> Data shown
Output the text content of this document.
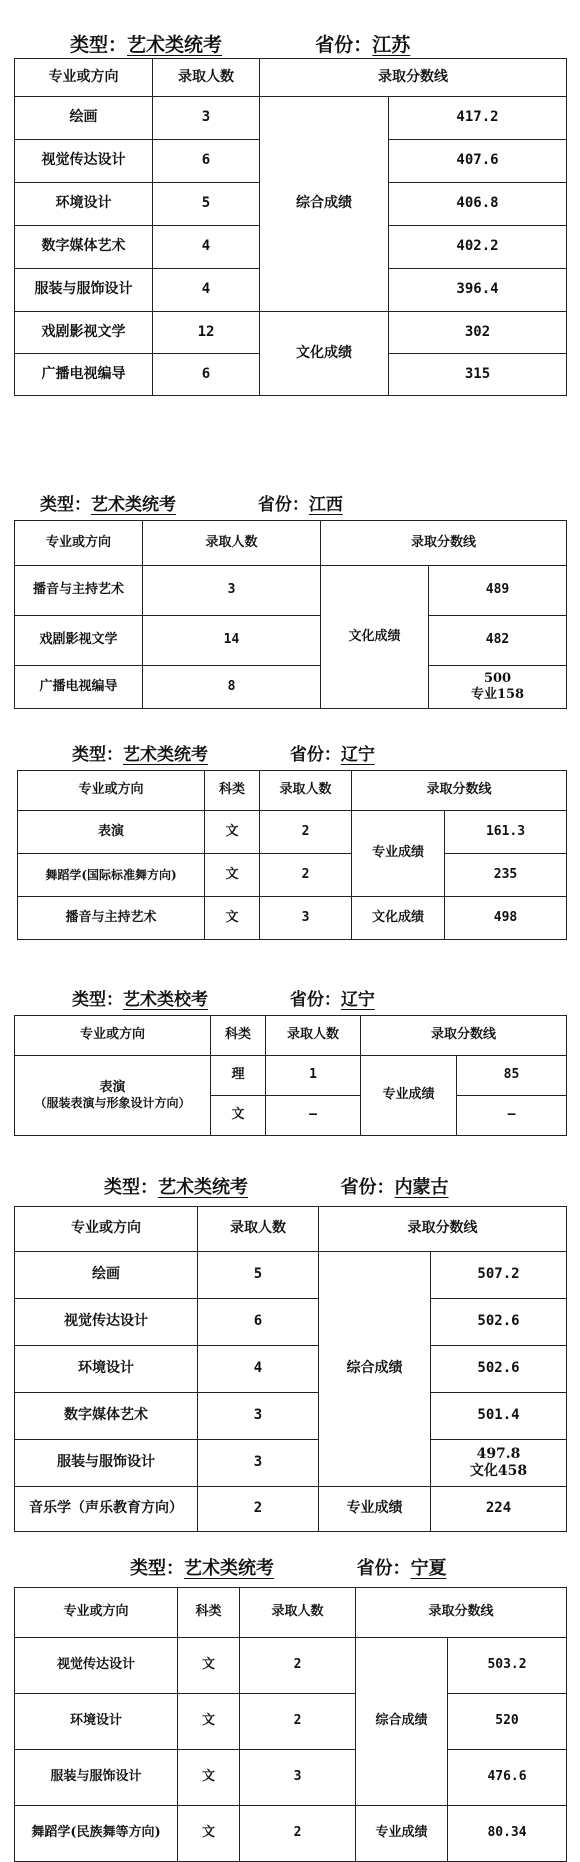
类型：艺术类统考	省份：江苏
专业或方向	录取人数	录取分数线	
绘画	3	综合成绩	417.2
视觉传达设计	6		407.6
环境设计	5		406.8
数字媒体艺术	4		402.2
服装与服饰设计	4		396.4
戏剧影视文学	12	文化成绩	302
广播电视编导	6		315
类型：艺术类统考	省份：江西
专业或方向	录取人数	录取分数线	
播音与主持艺术	3	文化成绩	489
戏剧影视文学	14		482
广播电视编导	8		500
专业158
类型：艺术类统考	省份：辽宁
专业或方向	科类	录取人数	录取分数线	
表演	文	2	专业成绩	161.3
舞蹈学(国际标准舞方向)	文	2		235
播音与主持艺术	文	3	文化成绩	498
类型：艺术类校考	省份：辽宁
专业或方向	科类	录取人数	录取分数线	

表演
（服装表演与形象设计方向）	理	1	专业成绩	85
	文	–		–
类型：艺术类统考	省份：内蒙古
专业或方向	录取人数	录取分数线	
绘画	5	综合成绩	507.2
视觉传达设计	6		502.6
环境设计	4		502.6
数字媒体艺术	3		501.4
服装与服饰设计	3		497.8
文化458

音乐学（声乐教育方向）	2	专业成绩	224
类型：艺术类统考	省份：宁夏
专业或方向	科类	录取人数	录取分数线	
视觉传达设计	文	2	综合成绩	503.2
环境设计	文	2		520
服装与服饰设计	文	3		476.6
舞蹈学(民族舞等方向)	文	2	专业成绩	80.34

> What the task requires
Every record above should come back exactly, but without its pictures.

> Full output
Output the text content of this document.
类型：艺术类统考	省份：江苏
专业或方向	录取人数	录取分数线	
绘画	3	综合成绩	417.2
视觉传达设计	6		407.6
环境设计	5		406.8
数字媒体艺术	4		402.2
服装与服饰设计	4		396.4
戏剧影视文学	12	文化成绩	302
广播电视编导	6		315
类型：艺术类统考	省份：江西
专业或方向	录取人数	录取分数线	
播音与主持艺术	3	文化成绩	489
戏剧影视文学	14		482
广播电视编导	8		500
专业158
类型：艺术类统考	省份：辽宁
专业或方向	科类	录取人数	录取分数线	
表演	文	2	专业成绩	161.3
舞蹈学(国际标准舞方向)	文	2		235
播音与主持艺术	文	3	文化成绩	498
类型：艺术类校考	省份：辽宁
专业或方向	科类	录取人数	录取分数线	

表演
（服装表演与形象设计方向）	理	1	专业成绩	85
	文	–		–
类型：艺术类统考	省份：内蒙古
专业或方向	录取人数	录取分数线	
绘画	5	综合成绩	507.2
视觉传达设计	6		502.6
环境设计	4		502.6
数字媒体艺术	3		501.4
服装与服饰设计	3		497.8
文化458

音乐学（声乐教育方向）	2	专业成绩	224
类型：艺术类统考	省份：宁夏
专业或方向	科类	录取人数	录取分数线	
视觉传达设计	文	2	综合成绩	503.2
环境设计	文	2		520
服装与服饰设计	文	3		476.6
舞蹈学(民族舞等方向)	文	2	专业成绩	80.34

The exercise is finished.